** Begin Reading passage **
# NeMo ASR to ONNX Conversion for Triton Inference Server

## NeMo ASR ONNX Export

This notebook guides you step-by-step through converting a pretrained NeMo ASR model (`nvidia/stt_en_fastconformer_ctc_large`) into optimized ONNX format modules:

- **Preprocessor**: converts audio signal to Mel Spectrogram
- **ASR Acoustic Model**: generates logits from Mel Spectrogram
- **CTC Decoder**: extracts text from logits (kept in PyTorch due to limitations)

These modules are designed to be deployed independently using Triton Inference Server. Preprocessor and CTC decoder will use the PyTorch backend in Triton.

In [3]:
# Install dependencies (uncomment if needed)
# !pip install git+https://github.com/NVIDIA/NeMo.git@v2.2.0rc3#egg=nemo_toolkit[asr]
# !pip install onnxruntime-gpu==1.19.0 soundfile psutil

In [4]:
import numpy as np
import torch
import soundfile as sf
import nemo.collections.asr as nemo_asr
from nemo.collections.asr.modules import AudioToMelSpectrogramPreprocessor

## Step 1: Download and Initialize ASR Model

In [7]:
### Device cuda or cpu
device = 'cuda'
model_name = "nvidia/stt_en_fastconformer_ctc_large"
** End Reading passage **
- _Task objective_:
Please extract the passage of the NeMo ASR conversion notebook starting with "These modules are" and going on through "backend in Triton.", word for word.
** Begin Stored rows **
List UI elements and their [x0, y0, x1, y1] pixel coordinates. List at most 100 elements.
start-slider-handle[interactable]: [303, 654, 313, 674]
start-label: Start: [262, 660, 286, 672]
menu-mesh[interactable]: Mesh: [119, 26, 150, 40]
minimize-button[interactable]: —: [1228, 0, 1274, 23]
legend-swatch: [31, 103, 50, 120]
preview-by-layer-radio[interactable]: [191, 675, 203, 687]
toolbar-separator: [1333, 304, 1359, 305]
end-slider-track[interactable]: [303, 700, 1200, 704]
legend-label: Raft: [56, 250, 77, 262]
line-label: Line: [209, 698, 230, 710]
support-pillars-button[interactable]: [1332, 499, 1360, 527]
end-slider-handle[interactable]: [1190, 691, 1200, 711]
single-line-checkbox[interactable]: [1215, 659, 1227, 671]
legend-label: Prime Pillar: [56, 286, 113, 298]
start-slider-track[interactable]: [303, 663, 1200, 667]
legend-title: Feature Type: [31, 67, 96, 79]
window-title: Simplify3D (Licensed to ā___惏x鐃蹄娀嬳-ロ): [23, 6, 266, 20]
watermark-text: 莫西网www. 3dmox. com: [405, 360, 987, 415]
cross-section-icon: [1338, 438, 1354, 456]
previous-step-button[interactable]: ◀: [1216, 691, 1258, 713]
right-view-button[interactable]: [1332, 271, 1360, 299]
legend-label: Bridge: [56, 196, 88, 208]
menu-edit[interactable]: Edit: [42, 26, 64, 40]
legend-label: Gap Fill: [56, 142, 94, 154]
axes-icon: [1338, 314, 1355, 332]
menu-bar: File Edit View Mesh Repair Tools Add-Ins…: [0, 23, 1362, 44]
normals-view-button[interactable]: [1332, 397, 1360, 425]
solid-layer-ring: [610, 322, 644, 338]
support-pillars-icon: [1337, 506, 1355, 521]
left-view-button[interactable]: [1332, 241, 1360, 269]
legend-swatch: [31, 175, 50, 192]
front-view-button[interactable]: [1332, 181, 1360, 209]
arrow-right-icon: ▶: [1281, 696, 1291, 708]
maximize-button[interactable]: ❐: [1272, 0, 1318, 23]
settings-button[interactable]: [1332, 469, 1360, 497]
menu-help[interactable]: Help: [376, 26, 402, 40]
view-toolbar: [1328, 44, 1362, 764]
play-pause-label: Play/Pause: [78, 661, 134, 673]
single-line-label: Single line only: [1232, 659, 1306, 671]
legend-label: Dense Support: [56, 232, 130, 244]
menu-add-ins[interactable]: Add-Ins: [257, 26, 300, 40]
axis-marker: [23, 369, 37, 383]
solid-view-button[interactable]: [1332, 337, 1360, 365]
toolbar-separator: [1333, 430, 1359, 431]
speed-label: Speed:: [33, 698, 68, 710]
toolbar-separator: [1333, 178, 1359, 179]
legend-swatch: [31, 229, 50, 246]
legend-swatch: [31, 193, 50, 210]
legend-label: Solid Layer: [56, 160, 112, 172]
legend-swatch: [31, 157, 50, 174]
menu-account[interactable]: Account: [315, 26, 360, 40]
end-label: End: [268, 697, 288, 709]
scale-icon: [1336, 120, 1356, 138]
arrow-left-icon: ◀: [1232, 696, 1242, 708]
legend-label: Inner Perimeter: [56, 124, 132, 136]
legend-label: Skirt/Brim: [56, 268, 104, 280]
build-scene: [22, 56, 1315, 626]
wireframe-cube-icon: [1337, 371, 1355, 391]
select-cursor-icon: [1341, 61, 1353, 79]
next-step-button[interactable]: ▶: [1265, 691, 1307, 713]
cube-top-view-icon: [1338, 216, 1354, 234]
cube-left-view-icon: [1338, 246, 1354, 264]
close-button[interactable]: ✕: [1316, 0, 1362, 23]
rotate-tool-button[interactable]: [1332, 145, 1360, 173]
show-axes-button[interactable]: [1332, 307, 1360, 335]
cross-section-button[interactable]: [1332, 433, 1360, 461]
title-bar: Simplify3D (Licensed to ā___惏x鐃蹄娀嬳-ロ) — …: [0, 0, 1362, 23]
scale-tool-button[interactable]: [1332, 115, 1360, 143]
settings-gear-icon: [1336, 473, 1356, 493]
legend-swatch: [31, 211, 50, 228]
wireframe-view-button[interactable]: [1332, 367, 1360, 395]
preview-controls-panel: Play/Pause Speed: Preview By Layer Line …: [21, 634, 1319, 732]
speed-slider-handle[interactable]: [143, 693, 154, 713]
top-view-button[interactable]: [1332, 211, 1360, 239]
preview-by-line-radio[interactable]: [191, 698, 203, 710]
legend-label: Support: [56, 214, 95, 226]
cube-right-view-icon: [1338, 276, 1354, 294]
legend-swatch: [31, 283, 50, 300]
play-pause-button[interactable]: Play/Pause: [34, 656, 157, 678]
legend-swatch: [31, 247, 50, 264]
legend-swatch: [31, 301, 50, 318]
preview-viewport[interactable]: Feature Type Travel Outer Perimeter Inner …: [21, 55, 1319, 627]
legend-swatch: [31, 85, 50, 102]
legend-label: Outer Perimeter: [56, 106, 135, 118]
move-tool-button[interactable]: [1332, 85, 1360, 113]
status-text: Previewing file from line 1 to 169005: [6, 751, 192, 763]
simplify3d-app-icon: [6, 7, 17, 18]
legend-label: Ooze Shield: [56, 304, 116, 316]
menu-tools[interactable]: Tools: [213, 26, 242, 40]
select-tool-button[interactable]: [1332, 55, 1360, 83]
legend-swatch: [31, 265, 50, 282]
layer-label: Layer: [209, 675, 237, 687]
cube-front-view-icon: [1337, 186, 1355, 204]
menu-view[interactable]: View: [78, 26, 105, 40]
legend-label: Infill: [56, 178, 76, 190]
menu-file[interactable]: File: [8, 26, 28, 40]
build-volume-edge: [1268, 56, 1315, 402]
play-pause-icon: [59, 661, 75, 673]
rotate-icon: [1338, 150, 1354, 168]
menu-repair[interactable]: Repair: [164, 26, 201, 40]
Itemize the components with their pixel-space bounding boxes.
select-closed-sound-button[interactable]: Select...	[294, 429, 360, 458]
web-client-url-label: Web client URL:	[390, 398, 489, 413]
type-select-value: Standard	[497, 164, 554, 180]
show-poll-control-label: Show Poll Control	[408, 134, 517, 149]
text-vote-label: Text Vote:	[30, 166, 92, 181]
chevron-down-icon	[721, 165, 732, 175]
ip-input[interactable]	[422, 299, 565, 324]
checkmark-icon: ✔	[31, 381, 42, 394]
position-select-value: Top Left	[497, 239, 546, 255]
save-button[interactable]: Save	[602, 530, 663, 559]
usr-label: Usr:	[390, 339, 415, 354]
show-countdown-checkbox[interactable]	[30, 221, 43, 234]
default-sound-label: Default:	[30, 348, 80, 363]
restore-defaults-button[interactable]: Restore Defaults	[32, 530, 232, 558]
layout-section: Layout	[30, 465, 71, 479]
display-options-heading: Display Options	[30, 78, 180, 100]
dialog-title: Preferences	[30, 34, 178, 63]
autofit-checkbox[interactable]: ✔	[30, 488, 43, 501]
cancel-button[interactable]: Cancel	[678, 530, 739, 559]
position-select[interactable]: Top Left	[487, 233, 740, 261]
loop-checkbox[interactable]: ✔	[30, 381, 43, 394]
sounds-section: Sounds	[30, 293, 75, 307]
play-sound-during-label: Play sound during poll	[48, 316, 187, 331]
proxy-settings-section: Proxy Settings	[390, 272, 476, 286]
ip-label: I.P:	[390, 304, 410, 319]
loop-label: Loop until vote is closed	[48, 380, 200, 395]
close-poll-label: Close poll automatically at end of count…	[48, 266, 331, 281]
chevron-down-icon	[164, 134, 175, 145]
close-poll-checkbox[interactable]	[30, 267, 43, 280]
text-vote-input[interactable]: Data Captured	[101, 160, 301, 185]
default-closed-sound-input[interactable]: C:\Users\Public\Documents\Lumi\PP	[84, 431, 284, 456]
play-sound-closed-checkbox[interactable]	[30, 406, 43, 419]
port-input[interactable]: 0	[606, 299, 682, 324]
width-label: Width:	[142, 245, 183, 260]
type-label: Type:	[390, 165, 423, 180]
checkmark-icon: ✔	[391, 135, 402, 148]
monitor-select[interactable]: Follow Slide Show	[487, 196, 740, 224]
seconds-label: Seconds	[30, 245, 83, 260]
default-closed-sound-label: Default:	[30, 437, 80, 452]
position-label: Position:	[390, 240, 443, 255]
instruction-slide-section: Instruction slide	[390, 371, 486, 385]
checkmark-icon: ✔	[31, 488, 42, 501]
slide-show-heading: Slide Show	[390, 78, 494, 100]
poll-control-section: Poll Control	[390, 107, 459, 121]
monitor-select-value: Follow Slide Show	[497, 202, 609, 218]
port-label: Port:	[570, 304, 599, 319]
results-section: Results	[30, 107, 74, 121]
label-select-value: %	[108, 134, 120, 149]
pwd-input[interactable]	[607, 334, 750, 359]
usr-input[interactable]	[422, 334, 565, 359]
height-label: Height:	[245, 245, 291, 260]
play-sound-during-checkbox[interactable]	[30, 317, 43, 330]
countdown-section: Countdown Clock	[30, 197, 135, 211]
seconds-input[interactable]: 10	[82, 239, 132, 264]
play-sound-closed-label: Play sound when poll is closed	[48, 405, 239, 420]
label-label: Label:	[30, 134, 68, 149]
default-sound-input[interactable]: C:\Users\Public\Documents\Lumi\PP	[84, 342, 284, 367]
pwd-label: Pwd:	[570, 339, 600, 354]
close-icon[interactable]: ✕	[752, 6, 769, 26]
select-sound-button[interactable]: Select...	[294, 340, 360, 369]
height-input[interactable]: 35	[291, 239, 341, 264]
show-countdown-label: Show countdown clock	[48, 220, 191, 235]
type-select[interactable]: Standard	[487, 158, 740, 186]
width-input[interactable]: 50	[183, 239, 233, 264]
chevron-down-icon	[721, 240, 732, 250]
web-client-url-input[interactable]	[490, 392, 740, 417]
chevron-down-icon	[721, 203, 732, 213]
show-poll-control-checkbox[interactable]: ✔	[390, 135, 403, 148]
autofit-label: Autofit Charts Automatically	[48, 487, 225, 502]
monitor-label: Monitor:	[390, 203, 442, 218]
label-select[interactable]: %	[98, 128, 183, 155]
** End Stored rows **
- _Solution for this exercise_:
These modules are designed to be deployed independently using Triton Inference Server. Preprocessor and CTC decoder will use the PyTorch backend in Triton.